Dataset items:
— start —

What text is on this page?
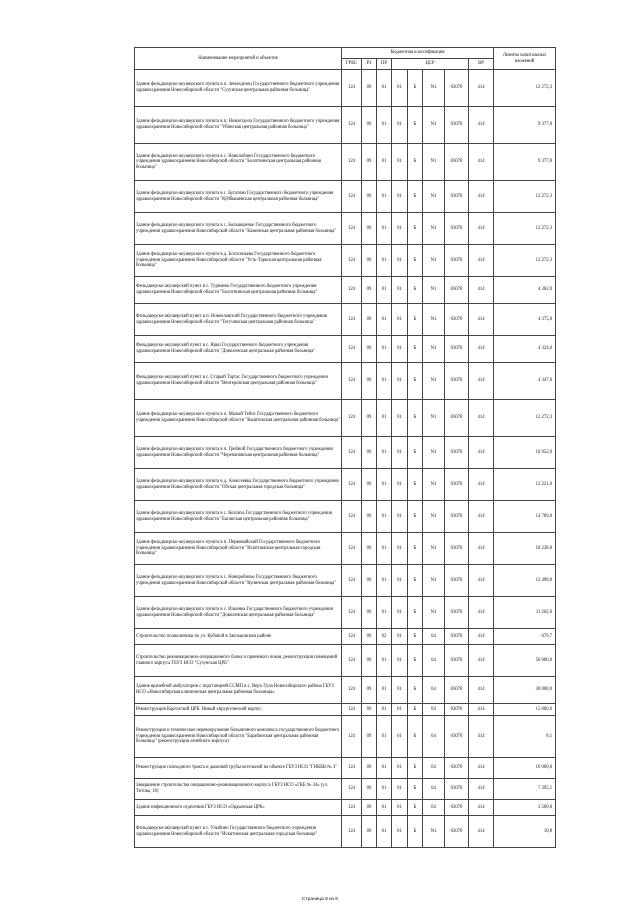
Наименование мероприятий и объектов	Бюджетная классификация								Лимиты капитальных вложений
	ГРБС	РЗ	ПР	ЦСР				ВР	
Здание фельдшерско-акушерского пункта в п. Земледелец Государственного бюджетного учреждения здравоохранения Новосибирской области "Сузунская центральная районная больница"	124	09	01	01	Б	N1	03070	414	12 272,3
Здание фельдшерско-акушерского пункта в п. Новоотдела Государственного бюджетного учреждения здравоохранения Новосибирской области "Убинская центральная районная больница"	124	09	01	01	Б	N1	03070	414	9 377,8
Здание фельдшерско-акушерского пункта в с. Новолобино Государственного бюджетного учреждения здравоохранения Новосибирской области "Болотнинская центральная районная больница"	124	09	01	01	Б	N1	03070	414	9 377,8
Здание фельдшерско-акушерского пункта в с. Бугатово Государственного бюджетного учреждения здравоохранения Новосибирской области "Куйбышевская центральная районная больница"	124	09	01	01	Б	N1	03070	414	12 272,3
Здание фельдшерско-акушерского пункта в с. Большеречье Государственного бюджетного учреждения здравоохранения Новосибирской области "Каменская центральная районная больница"	124	09	01	01	Б	N1	03070	414	12 272,3
Здание фельдшерско-акушерского пункта в д. Ботосеньева Государственного бюджетного учреждения здравоохранения Новосибирской области "Усть-Таркская центральная районная больница"	124	09	01	01	Б	N1	03070	414	12 272,3
Фельдшерско-акушерский пункт в с. Турнаево Государственного бюджетного учреждения здравоохранения Новосибирской области "Болотнинская центральная районная больница"	124	09	01	01	Б	N1	03070	414	4 362,0
Фельдшерско-акушерский пункт в п. Новоеловский Государственного бюджетного учреждения здравоохранения Новосибирской области "Тогучинская центральная районная больница"	124	09	01	01	Б	N1	03070	414	4 375,0
Фельдшерско-акушерский пункт в с. Ярки Государственного бюджетного учреждения здравоохранения Новосибирской области "Доволенская центральная районная больница"	124	09	01	01	Б	N1	03070	414	4 324,0
Фельдшерско-акушерский пункт в с. Старый Тартас Государственного бюджетного учреждения здравоохранения Новосибирской области "Венгеровская центральная районная больница"	124	09	01	01	Б	N1	03070	414	4 347,0
Здание фельдшерско-акушерского пункта в п. Малый Тебис Государственного бюджетного учреждения здравоохранения Новосибирской области "Кыштовская центральная районная больница"	124	09	01	01	Б	N1	03070	414	12 272,3
Здание фельдшерско-акушерского пункта в п. Гребной Государственного бюджетного учреждения здравоохранения Новосибирской области "Черепановская центральная районная больница"	124	09	01	01	Б	N1	03070	414	10 952,0
Здание фельдшерско-акушерского пункта в д. Алексеевка Государственного бюджетного учреждения здравоохранения Новосибирской области "Обская центральная городская больница"	124	09	01	01	Б	N1	03070	414	12 221,0
Здание фельдшерско-акушерского пункта в с. Козлиха Государственного бюджетного учреждения здравоохранения Новосибирской области "Баганская центральная районная больница"	124	09	01	01	Б	N1	03070	414	14 789,0
Здание фельдшерско-акушерского пункта в п. Первомайский Государственного бюджетного учреждения здравоохранения Новосибирской области "Искитимская центральная городская больница"	124	09	01	01	Б	N1	03070	414	10 238,0
Здание фельдшерско-акушерского пункта в с. Новоробичье Государственного бюджетного учреждения здравоохранения Новосибирской области "Купинская центральная районная больница"	124	09	01	01	Б	N1	03070	414	12 498,0
Здание фельдшерско-акушерского пункта в с. Ильинка Государственного бюджетного учреждения здравоохранения Новосибирской области "Доволенская центральная районная больница"	124	09	01	01	Б	N1	03070	414	11 262,0
Строительство поликлиники по ул. Кубовой в Заельцовском районе	124	09	02	01	Б	04	03070	414	679,7
Строительство реанимационно-операционного блока и приемного покоя, реконструкция помещений главного корпуса ГБУЗ НСО "Сузунская ЦРБ"	124	09	01	01	Б	04	03070	414	50 000,0
Здание врачебной амбулатории с подстанцией ССМП в с. Верх-Тула Новосибирского района ГБУЗ НСО «Новосибирская клиническая центральная районная больница»	124	09	01	01	Б	04	03070	414	30 000,0
Реконструкция Каргатской ЦРБ. Новый хирургический корпус.	124	09	01	01	Б	04	03070	414	15 000,0
Реконструкция и техническое перевооружение больничного комплекса государственного бюджетного учреждения здравоохранения Новосибирской области "Барабинская центральная районная больница" (реконструкция лечебного корпуса)	124	09	01	01	Б	04	03070	414	8,1
Реконструкция газоходного тракта и дымовой трубы котельной на объекте ГБУЗ НСО "ГНКБВ № 3"	124	09	01	01	Б	04	03070	414	10 000,0
Завершение строительства операционно-реанимационного корпуса ГБУЗ НСО «ГКБ № 34» (ул. Титова, 18)	124	09	01	01	Б	04	03070	414	7 395,1
Здание инфекционного отделения ГБУЗ НСО «Ордынская ЦРБ»	124	09	01	01	Б	04	03070	414	3 500,0
Фельдшерско-акушерский пункт в с. Улыбино Государственного бюджетного учреждения здравоохранения Новосибирской области "Искитимская центральная городская больница"	124	09	01	01	Б	N1	03070	414	10,8
Страница 8 из 8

— end —

> [REQUEST]
Quote the material exactly. Pictures stay out.

> [EXERCISE RESULT]
What text is on this page?
Наименование мероприятий и объектов	Бюджетная классификация								Лимиты капитальных вложений
	ГРБС	РЗ	ПР	ЦСР				ВР	
Здание фельдшерско-акушерского пункта в п. Земледелец Государственного бюджетного учреждения здравоохранения Новосибирской области "Сузунская центральная районная больница"	124	09	01	01	Б	N1	03070	414	12 272,3
Здание фельдшерско-акушерского пункта в п. Новоотдела Государственного бюджетного учреждения здравоохранения Новосибирской области "Убинская центральная районная больница"	124	09	01	01	Б	N1	03070	414	9 377,8
Здание фельдшерско-акушерского пункта в с. Новолобино Государственного бюджетного учреждения здравоохранения Новосибирской области "Болотнинская центральная районная больница"	124	09	01	01	Б	N1	03070	414	9 377,8
Здание фельдшерско-акушерского пункта в с. Бугатово Государственного бюджетного учреждения здравоохранения Новосибирской области "Куйбышевская центральная районная больница"	124	09	01	01	Б	N1	03070	414	12 272,3
Здание фельдшерско-акушерского пункта в с. Большеречье Государственного бюджетного учреждения здравоохранения Новосибирской области "Каменская центральная районная больница"	124	09	01	01	Б	N1	03070	414	12 272,3
Здание фельдшерско-акушерского пункта в д. Ботосеньева Государственного бюджетного учреждения здравоохранения Новосибирской области "Усть-Таркская центральная районная больница"	124	09	01	01	Б	N1	03070	414	12 272,3
Фельдшерско-акушерский пункт в с. Турнаево Государственного бюджетного учреждения здравоохранения Новосибирской области "Болотнинская центральная районная больница"	124	09	01	01	Б	N1	03070	414	4 362,0
Фельдшерско-акушерский пункт в п. Новоеловский Государственного бюджетного учреждения здравоохранения Новосибирской области "Тогучинская центральная районная больница"	124	09	01	01	Б	N1	03070	414	4 375,0
Фельдшерско-акушерский пункт в с. Ярки Государственного бюджетного учреждения здравоохранения Новосибирской области "Доволенская центральная районная больница"	124	09	01	01	Б	N1	03070	414	4 324,0
Фельдшерско-акушерский пункт в с. Старый Тартас Государственного бюджетного учреждения здравоохранения Новосибирской области "Венгеровская центральная районная больница"	124	09	01	01	Б	N1	03070	414	4 347,0
Здание фельдшерско-акушерского пункта в п. Малый Тебис Государственного бюджетного учреждения здравоохранения Новосибирской области "Кыштовская центральная районная больница"	124	09	01	01	Б	N1	03070	414	12 272,3
Здание фельдшерско-акушерского пункта в п. Гребной Государственного бюджетного учреждения здравоохранения Новосибирской области "Черепановская центральная районная больница"	124	09	01	01	Б	N1	03070	414	10 952,0
Здание фельдшерско-акушерского пункта в д. Алексеевка Государственного бюджетного учреждения здравоохранения Новосибирской области "Обская центральная городская больница"	124	09	01	01	Б	N1	03070	414	12 221,0
Здание фельдшерско-акушерского пункта в с. Козлиха Государственного бюджетного учреждения здравоохранения Новосибирской области "Баганская центральная районная больница"	124	09	01	01	Б	N1	03070	414	14 789,0
Здание фельдшерско-акушерского пункта в п. Первомайский Государственного бюджетного учреждения здравоохранения Новосибирской области "Искитимская центральная городская больница"	124	09	01	01	Б	N1	03070	414	10 238,0
Здание фельдшерско-акушерского пункта в с. Новоробичье Государственного бюджетного учреждения здравоохранения Новосибирской области "Купинская центральная районная больница"	124	09	01	01	Б	N1	03070	414	12 498,0
Здание фельдшерско-акушерского пункта в с. Ильинка Государственного бюджетного учреждения здравоохранения Новосибирской области "Доволенская центральная районная больница"	124	09	01	01	Б	N1	03070	414	11 262,0
Строительство поликлиники по ул. Кубовой в Заельцовском районе	124	09	02	01	Б	04	03070	414	679,7
Строительство реанимационно-операционного блока и приемного покоя, реконструкция помещений главного корпуса ГБУЗ НСО "Сузунская ЦРБ"	124	09	01	01	Б	04	03070	414	50 000,0
Здание врачебной амбулатории с подстанцией ССМП в с. Верх-Тула Новосибирского района ГБУЗ НСО «Новосибирская клиническая центральная районная больница»	124	09	01	01	Б	04	03070	414	30 000,0
Реконструкция Каргатской ЦРБ. Новый хирургический корпус.	124	09	01	01	Б	04	03070	414	15 000,0
Реконструкция и техническое перевооружение больничного комплекса государственного бюджетного учреждения здравоохранения Новосибирской области "Барабинская центральная районная больница" (реконструкция лечебного корпуса)	124	09	01	01	Б	04	03070	414	8,1
Реконструкция газоходного тракта и дымовой трубы котельной на объекте ГБУЗ НСО "ГНКБВ № 3"	124	09	01	01	Б	04	03070	414	10 000,0
Завершение строительства операционно-реанимационного корпуса ГБУЗ НСО «ГКБ № 34» (ул. Титова, 18)	124	09	01	01	Б	04	03070	414	7 395,1
Здание инфекционного отделения ГБУЗ НСО «Ордынская ЦРБ»	124	09	01	01	Б	04	03070	414	3 500,0
Фельдшерско-акушерский пункт в с. Улыбино Государственного бюджетного учреждения здравоохранения Новосибирской области "Искитимская центральная городская больница"	124	09	01	01	Б	N1	03070	414	10,8
Страница 8 из 8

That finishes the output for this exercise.